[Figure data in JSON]
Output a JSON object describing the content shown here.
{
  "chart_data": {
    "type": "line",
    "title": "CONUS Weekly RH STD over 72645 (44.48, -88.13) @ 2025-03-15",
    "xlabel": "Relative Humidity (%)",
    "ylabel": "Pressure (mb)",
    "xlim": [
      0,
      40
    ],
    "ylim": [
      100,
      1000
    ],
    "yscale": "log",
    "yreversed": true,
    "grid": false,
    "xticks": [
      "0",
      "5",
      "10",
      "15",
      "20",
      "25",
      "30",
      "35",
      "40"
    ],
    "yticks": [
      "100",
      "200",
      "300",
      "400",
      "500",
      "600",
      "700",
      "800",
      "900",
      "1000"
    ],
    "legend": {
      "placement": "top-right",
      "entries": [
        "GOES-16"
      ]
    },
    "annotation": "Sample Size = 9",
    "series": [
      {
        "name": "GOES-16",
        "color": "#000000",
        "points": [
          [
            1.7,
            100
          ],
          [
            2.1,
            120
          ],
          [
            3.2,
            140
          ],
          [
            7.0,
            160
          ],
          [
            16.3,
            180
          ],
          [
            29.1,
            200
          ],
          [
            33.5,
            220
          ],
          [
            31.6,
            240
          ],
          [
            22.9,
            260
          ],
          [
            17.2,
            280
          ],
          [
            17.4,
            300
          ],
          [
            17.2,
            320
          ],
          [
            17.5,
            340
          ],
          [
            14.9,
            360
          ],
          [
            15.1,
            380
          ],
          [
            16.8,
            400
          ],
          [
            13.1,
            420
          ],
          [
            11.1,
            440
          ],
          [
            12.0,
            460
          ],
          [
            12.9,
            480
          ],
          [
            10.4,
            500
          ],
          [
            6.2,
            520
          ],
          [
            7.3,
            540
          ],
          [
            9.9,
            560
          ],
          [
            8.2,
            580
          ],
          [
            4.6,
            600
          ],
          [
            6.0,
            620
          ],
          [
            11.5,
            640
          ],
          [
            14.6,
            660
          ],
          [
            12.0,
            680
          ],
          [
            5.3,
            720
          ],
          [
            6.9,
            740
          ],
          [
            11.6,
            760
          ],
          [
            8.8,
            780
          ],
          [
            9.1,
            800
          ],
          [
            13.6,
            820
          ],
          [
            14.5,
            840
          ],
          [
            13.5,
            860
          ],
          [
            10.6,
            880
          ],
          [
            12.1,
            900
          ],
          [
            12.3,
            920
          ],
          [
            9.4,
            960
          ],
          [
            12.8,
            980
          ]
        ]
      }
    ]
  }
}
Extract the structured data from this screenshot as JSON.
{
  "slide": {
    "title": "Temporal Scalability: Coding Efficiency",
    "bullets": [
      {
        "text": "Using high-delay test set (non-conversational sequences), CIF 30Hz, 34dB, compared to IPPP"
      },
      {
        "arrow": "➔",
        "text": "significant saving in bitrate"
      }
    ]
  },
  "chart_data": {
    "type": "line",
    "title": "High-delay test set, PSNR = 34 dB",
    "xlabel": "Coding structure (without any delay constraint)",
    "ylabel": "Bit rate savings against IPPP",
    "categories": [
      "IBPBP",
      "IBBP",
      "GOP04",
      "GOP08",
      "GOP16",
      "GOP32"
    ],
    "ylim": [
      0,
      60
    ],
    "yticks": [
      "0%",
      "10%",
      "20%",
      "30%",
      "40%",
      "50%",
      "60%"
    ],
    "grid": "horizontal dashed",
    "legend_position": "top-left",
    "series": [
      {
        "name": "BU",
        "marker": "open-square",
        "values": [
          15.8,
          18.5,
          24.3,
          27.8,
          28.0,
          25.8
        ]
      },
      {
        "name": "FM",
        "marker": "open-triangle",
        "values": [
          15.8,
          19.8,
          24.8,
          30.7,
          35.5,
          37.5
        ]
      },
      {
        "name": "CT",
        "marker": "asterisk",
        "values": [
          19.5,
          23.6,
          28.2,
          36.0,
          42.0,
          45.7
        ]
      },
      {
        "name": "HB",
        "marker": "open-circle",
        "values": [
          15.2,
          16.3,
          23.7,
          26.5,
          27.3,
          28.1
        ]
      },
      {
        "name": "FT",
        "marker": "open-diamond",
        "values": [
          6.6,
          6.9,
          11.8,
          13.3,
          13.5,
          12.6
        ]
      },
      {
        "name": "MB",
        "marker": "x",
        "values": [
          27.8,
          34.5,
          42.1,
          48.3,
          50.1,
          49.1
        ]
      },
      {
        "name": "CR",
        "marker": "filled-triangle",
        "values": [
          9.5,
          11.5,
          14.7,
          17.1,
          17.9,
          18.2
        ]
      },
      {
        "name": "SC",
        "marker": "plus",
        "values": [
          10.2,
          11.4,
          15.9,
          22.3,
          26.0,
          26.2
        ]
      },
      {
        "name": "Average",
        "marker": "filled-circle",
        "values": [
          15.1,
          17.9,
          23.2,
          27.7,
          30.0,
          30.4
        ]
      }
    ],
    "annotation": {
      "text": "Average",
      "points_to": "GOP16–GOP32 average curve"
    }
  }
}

Exercise objective:
Using the data above, copy each line that contains "test".

Written response:
        "text": "Using high-delay test set (non-conversational sequences), CIF 30Hz, 34dB, compared to IPPP"
    "title": "High-delay test set, PSNR = 34 dB",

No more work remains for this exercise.